------ PROVIDED MATERIAL ------
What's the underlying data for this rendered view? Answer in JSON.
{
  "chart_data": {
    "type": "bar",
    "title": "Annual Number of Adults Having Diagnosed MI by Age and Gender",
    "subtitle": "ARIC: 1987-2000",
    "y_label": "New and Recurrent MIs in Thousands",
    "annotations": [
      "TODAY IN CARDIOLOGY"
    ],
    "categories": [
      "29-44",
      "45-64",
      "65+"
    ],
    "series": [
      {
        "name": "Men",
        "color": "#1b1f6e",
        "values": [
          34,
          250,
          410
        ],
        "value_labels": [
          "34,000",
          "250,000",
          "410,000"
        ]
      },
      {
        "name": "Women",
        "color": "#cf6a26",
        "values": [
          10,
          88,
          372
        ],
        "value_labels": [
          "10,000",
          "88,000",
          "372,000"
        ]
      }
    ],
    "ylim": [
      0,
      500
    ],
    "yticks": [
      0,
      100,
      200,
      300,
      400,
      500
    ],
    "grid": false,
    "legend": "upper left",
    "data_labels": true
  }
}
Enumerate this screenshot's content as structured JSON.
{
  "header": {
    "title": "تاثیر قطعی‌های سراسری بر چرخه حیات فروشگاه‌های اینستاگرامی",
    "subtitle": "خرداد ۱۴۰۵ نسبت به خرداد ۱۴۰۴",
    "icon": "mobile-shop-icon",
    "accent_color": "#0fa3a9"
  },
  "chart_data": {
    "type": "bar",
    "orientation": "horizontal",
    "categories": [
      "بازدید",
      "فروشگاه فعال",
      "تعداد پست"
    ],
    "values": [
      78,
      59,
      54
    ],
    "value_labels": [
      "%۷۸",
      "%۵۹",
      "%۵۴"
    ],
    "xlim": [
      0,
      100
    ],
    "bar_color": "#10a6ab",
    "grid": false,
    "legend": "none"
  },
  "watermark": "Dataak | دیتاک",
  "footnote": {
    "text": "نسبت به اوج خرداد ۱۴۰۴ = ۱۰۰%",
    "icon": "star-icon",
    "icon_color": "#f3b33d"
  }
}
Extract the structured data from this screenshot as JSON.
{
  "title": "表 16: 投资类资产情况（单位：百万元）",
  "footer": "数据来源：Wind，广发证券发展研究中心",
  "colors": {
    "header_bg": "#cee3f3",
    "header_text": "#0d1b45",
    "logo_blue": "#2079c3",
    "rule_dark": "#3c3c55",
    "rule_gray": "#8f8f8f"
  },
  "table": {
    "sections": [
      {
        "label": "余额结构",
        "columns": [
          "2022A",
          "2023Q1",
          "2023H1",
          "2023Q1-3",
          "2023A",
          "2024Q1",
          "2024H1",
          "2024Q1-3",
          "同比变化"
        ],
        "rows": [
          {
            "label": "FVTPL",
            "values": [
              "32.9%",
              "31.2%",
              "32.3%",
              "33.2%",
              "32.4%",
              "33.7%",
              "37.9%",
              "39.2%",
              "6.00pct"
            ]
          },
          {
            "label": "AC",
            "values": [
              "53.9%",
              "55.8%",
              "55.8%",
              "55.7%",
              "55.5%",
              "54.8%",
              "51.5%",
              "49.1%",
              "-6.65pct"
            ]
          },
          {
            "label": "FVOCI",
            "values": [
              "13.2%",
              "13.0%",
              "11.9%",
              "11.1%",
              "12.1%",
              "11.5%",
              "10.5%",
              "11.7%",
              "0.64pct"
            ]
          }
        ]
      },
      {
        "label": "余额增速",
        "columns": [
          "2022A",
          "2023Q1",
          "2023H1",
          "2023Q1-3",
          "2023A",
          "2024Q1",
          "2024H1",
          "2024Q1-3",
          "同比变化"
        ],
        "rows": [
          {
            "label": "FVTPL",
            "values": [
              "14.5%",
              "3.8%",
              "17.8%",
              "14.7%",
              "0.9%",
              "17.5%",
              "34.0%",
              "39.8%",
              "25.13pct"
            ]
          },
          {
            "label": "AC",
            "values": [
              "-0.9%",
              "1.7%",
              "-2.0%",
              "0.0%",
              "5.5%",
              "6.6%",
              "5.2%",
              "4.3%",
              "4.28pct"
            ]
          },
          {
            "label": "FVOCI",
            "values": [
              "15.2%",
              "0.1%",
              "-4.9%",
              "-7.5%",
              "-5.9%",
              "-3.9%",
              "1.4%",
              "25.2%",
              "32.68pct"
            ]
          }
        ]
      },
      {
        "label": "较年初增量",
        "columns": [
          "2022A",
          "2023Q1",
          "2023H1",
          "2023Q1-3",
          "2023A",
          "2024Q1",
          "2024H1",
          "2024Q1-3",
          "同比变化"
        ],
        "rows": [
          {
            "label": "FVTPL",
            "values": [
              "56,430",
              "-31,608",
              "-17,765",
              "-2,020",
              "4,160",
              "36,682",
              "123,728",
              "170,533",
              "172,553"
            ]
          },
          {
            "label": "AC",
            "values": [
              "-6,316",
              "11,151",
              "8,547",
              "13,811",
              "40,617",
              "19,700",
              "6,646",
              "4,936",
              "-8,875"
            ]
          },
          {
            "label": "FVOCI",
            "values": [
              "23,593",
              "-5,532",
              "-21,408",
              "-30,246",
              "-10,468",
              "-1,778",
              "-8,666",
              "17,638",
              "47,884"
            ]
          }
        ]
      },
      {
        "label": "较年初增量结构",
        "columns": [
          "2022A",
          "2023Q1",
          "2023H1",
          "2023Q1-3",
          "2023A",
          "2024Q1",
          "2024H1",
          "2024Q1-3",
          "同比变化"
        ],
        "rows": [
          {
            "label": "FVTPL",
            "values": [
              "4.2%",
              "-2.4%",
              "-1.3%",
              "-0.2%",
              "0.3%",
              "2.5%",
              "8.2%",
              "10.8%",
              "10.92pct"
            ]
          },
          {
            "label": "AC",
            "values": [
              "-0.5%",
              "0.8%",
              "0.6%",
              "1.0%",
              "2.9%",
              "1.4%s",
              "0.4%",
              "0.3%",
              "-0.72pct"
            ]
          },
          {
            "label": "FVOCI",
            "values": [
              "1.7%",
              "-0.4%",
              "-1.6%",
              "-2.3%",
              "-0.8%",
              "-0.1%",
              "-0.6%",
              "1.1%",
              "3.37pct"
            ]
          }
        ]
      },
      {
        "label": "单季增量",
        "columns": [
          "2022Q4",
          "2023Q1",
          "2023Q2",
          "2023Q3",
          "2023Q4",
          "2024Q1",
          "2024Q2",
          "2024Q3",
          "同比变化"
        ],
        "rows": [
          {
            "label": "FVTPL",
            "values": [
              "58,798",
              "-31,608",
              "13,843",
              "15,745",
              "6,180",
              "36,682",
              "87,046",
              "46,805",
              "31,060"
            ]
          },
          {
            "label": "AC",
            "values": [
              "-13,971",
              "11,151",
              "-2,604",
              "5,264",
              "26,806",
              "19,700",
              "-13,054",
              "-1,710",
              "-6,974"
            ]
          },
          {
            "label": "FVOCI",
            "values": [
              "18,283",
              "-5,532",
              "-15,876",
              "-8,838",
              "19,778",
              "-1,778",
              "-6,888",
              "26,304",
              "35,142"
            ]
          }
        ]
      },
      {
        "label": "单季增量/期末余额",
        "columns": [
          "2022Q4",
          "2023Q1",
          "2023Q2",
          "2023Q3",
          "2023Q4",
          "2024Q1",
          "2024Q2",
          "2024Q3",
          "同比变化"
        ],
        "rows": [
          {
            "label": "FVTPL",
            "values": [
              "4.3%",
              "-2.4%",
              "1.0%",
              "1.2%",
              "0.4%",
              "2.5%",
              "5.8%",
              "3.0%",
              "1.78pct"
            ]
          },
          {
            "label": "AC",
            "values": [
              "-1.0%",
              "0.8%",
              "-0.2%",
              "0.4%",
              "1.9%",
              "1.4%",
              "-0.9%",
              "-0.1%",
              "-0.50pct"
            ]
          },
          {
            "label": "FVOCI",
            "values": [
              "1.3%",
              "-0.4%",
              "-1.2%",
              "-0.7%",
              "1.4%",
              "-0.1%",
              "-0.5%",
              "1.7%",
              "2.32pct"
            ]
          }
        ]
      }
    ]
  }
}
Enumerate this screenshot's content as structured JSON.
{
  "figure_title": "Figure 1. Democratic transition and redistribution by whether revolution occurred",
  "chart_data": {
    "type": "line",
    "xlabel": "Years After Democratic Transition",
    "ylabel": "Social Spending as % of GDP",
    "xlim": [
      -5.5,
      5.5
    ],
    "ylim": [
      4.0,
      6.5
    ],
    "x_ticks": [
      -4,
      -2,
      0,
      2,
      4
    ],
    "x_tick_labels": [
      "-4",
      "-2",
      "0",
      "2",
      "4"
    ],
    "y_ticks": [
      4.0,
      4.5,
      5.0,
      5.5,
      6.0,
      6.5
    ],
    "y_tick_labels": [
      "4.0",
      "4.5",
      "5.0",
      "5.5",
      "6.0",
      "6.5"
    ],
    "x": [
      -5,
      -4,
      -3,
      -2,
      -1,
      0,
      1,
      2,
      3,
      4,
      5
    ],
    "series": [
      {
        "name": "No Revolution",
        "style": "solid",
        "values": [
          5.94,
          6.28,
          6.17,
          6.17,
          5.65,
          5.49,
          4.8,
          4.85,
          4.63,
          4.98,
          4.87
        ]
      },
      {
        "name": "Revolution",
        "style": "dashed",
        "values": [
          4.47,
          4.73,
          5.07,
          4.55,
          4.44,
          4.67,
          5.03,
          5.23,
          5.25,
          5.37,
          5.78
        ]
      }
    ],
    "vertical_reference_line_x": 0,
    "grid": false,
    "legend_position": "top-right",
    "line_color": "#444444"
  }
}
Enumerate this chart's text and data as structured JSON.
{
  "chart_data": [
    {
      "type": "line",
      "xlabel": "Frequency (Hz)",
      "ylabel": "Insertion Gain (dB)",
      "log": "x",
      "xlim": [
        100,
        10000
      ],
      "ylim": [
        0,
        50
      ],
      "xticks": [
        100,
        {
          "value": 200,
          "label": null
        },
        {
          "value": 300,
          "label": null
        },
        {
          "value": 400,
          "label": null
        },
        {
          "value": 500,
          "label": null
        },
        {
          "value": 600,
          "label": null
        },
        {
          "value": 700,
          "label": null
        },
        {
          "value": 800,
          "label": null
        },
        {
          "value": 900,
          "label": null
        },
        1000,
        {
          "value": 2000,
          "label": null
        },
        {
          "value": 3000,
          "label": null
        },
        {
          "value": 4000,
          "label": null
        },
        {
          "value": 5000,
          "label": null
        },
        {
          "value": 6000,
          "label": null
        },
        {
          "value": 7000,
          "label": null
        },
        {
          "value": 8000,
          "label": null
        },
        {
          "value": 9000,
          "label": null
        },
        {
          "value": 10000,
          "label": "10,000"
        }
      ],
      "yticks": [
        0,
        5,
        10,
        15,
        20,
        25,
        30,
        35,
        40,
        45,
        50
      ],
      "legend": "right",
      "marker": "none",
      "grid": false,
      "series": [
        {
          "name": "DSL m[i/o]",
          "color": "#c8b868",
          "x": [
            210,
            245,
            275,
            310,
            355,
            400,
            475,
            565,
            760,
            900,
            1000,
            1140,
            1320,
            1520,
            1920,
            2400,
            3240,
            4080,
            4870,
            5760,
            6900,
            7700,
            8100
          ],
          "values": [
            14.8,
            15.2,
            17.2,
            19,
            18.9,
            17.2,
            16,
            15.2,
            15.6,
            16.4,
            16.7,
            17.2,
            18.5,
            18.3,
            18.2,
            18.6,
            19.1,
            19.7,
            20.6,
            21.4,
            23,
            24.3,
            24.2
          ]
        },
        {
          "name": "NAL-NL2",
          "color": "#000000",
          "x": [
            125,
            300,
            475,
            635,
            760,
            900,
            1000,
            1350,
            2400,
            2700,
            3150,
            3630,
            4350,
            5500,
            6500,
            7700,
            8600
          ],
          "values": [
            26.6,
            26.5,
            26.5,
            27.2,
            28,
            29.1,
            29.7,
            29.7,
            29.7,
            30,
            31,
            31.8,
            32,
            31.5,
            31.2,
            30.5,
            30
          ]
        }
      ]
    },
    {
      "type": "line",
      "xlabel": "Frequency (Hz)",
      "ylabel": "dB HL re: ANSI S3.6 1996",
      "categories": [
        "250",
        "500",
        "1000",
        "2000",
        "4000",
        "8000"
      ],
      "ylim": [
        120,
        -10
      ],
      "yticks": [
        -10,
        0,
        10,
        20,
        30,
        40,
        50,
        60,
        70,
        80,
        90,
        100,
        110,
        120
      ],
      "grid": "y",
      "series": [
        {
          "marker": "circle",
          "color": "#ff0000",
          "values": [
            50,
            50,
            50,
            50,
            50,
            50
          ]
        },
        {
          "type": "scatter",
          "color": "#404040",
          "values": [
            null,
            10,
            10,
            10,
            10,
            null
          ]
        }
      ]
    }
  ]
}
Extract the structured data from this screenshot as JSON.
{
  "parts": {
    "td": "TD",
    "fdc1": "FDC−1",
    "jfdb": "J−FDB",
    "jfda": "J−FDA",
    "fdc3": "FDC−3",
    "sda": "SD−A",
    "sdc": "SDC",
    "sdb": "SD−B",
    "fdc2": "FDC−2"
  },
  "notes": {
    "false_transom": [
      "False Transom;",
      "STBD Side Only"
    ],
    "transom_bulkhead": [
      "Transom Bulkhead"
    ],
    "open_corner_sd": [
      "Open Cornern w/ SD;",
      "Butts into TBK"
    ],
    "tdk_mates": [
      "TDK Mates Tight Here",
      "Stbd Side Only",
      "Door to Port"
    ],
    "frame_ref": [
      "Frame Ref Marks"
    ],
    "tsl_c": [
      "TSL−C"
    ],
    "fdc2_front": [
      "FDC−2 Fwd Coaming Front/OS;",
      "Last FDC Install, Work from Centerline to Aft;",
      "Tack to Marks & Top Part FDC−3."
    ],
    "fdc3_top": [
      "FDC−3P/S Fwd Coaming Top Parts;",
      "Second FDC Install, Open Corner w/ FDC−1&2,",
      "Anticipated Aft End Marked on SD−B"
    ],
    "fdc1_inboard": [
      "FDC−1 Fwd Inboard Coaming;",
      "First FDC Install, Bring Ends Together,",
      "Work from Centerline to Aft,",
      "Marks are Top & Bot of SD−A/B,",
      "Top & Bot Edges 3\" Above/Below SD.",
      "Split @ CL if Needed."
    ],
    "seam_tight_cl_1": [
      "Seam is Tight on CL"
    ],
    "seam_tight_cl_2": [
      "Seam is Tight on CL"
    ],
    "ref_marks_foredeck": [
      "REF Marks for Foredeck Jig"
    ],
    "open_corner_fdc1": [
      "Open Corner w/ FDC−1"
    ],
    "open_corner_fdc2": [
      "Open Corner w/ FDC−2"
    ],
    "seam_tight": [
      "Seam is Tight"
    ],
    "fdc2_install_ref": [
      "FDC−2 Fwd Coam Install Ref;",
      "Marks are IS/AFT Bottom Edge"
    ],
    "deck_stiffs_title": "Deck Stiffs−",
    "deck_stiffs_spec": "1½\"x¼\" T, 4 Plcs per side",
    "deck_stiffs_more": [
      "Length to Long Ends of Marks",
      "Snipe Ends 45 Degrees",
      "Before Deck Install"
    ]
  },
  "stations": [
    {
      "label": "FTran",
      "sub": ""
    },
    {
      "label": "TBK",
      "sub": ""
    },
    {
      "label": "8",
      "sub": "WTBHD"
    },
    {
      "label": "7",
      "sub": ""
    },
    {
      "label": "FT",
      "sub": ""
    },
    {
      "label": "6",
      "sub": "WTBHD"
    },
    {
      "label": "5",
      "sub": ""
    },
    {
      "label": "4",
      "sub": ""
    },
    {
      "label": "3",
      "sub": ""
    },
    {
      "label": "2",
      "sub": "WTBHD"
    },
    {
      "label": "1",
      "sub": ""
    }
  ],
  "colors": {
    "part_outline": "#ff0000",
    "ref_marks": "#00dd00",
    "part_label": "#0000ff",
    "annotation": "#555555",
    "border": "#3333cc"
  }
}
------
REQUIRED WORK:
Return each line where "فروشگاه" shows up.

TASK OUTPUT:
    "title": "تاثیر قطعی‌های سراسری بر چرخه حیات فروشگاه‌های اینستاگرامی",
      "فروشگاه فعال",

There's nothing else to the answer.